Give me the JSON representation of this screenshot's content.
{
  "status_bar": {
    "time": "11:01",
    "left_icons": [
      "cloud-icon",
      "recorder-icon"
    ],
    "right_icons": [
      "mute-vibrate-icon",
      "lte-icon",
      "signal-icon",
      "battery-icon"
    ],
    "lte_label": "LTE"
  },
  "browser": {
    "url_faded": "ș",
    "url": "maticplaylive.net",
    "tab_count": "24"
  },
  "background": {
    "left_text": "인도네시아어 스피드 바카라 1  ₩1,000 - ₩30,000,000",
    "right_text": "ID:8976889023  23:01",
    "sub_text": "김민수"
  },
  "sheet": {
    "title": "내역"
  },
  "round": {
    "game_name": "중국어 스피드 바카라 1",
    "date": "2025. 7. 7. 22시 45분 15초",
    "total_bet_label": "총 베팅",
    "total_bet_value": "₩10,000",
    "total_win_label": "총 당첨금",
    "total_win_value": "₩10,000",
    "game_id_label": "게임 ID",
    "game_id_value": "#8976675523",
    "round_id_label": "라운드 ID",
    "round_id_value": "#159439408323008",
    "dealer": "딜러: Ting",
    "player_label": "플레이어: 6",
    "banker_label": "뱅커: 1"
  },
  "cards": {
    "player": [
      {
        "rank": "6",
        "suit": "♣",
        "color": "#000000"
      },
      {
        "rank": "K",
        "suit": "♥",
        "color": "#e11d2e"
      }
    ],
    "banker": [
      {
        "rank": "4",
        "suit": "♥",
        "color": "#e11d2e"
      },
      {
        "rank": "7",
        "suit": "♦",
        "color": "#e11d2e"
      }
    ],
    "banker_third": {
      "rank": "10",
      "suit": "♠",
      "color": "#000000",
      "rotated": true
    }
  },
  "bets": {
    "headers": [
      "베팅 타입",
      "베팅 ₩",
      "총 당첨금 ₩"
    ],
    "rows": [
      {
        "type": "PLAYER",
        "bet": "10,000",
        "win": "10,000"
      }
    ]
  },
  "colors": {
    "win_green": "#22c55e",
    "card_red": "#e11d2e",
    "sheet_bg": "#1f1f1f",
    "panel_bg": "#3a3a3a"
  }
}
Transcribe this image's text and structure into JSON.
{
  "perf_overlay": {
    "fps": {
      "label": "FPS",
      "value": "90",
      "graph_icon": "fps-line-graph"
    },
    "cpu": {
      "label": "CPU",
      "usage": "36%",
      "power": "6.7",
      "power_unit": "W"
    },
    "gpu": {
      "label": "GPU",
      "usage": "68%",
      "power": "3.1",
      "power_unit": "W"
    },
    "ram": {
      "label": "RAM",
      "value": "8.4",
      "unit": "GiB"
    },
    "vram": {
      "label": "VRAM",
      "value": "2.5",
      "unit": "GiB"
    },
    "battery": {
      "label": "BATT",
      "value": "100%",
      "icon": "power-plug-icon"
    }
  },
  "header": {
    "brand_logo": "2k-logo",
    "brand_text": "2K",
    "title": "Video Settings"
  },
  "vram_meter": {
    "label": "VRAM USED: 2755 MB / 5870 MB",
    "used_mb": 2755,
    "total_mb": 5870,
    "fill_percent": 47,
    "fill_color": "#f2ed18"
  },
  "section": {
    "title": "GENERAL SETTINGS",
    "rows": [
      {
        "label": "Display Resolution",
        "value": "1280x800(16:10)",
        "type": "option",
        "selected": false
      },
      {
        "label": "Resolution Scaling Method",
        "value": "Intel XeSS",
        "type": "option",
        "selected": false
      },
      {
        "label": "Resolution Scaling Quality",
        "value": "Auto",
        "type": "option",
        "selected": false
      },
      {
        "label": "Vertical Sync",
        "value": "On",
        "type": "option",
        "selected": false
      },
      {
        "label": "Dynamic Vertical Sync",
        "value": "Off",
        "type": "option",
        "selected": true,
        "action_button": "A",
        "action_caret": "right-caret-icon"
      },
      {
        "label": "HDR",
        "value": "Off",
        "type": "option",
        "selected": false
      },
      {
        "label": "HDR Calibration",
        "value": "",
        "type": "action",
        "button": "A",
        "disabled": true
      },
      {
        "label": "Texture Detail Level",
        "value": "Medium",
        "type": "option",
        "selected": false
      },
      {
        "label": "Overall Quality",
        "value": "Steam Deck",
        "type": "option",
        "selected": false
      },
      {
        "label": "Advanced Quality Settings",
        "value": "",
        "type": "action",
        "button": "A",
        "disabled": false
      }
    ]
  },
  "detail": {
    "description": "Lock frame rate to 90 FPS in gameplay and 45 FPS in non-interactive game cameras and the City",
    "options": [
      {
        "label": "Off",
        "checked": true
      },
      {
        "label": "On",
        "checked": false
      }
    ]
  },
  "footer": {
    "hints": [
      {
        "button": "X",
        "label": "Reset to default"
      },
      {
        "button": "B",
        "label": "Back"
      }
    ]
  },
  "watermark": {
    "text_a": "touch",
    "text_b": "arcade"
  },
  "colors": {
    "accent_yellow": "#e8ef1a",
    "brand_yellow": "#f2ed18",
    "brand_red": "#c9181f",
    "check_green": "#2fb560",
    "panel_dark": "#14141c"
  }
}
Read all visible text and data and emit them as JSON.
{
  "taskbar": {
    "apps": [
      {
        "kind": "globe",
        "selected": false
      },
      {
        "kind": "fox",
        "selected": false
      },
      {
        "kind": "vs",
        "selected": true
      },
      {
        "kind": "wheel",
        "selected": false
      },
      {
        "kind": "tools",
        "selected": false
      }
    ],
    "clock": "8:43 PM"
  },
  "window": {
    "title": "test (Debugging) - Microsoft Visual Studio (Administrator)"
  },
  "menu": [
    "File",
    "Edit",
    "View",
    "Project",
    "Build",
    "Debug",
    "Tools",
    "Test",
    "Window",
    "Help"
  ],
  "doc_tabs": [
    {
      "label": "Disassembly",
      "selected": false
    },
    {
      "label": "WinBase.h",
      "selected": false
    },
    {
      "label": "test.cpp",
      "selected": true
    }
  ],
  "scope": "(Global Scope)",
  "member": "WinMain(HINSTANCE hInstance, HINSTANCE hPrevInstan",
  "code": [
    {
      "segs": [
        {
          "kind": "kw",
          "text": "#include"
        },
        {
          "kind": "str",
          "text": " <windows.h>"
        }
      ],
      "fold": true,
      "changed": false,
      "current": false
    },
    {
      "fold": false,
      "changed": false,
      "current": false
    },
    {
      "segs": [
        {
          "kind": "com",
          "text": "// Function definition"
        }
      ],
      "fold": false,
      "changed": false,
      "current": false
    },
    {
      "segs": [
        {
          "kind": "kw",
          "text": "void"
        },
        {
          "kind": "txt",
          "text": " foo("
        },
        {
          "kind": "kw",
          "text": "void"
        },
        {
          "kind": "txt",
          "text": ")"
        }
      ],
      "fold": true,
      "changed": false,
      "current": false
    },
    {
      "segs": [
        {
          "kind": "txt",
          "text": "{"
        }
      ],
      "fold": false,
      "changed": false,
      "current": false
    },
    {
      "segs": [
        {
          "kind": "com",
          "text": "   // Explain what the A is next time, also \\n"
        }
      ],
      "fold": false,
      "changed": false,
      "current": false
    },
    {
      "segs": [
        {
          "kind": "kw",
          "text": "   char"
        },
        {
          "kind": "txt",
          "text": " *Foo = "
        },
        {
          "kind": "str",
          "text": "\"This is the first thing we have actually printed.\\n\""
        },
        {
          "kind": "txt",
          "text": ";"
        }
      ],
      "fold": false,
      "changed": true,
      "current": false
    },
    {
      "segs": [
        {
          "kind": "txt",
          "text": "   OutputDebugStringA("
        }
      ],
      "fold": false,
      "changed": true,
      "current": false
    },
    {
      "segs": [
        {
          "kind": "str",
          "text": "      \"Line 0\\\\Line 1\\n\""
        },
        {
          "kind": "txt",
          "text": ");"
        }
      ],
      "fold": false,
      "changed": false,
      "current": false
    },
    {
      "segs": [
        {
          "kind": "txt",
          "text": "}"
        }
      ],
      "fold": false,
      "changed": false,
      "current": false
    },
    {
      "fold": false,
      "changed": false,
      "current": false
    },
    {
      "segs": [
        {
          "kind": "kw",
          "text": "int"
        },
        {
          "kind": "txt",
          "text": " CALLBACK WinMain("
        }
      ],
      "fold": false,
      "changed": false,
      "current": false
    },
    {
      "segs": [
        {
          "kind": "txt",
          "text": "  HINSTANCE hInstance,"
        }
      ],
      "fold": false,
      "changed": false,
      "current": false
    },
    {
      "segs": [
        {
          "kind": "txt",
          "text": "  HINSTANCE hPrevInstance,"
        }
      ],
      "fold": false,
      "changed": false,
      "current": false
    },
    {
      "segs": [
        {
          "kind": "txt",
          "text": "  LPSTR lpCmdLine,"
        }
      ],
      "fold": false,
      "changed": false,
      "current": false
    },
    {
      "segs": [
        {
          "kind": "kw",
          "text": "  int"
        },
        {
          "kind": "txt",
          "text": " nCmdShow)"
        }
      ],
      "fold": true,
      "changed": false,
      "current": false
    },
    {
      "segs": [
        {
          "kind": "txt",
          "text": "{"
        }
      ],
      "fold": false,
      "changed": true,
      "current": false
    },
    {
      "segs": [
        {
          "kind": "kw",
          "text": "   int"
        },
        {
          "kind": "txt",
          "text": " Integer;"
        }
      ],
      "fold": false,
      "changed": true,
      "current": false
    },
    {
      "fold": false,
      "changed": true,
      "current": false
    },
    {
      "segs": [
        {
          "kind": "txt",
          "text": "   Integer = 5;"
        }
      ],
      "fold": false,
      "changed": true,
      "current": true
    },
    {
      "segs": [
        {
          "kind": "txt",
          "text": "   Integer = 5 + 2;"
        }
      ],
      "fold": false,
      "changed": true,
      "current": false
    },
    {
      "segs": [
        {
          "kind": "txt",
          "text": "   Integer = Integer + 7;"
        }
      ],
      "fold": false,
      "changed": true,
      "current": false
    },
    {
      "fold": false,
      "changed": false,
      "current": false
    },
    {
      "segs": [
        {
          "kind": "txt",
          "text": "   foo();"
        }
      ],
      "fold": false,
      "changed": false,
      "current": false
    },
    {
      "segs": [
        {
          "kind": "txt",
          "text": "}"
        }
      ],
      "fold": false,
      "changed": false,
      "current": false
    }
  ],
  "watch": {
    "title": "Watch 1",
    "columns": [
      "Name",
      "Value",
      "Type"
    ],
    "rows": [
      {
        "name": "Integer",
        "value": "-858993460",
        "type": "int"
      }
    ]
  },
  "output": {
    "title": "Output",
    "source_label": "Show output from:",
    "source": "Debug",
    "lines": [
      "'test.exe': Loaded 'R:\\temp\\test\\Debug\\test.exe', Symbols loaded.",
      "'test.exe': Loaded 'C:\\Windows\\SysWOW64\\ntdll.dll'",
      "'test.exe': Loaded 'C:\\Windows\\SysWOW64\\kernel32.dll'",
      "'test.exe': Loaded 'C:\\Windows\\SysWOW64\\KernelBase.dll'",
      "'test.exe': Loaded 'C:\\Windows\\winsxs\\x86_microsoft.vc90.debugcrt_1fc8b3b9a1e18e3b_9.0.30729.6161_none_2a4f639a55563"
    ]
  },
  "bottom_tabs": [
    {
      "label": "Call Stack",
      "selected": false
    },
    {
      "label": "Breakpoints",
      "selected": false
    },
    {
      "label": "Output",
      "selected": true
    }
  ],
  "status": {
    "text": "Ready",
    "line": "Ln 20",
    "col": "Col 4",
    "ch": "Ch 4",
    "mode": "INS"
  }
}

Given request — Find the lines with the string "Loaded" and reproduce them.

Response to this task —
      "'test.exe': Loaded 'R:\\temp\\test\\Debug\\test.exe', Symbols loaded.",
      "'test.exe': Loaded 'C:\\Windows\\SysWOW64\\ntdll.dll'",
      "'test.exe': Loaded 'C:\\Windows\\SysWOW64\\kernel32.dll'",
      "'test.exe': Loaded 'C:\\Windows\\SysWOW64\\KernelBase.dll'",
      "'test.exe': Loaded 'C:\\Windows\\winsxs\\x86_microsoft.vc90.debugcrt_1fc8b3b9a1e18e3b_9.0.30729.6161_none_2a4f639a55563"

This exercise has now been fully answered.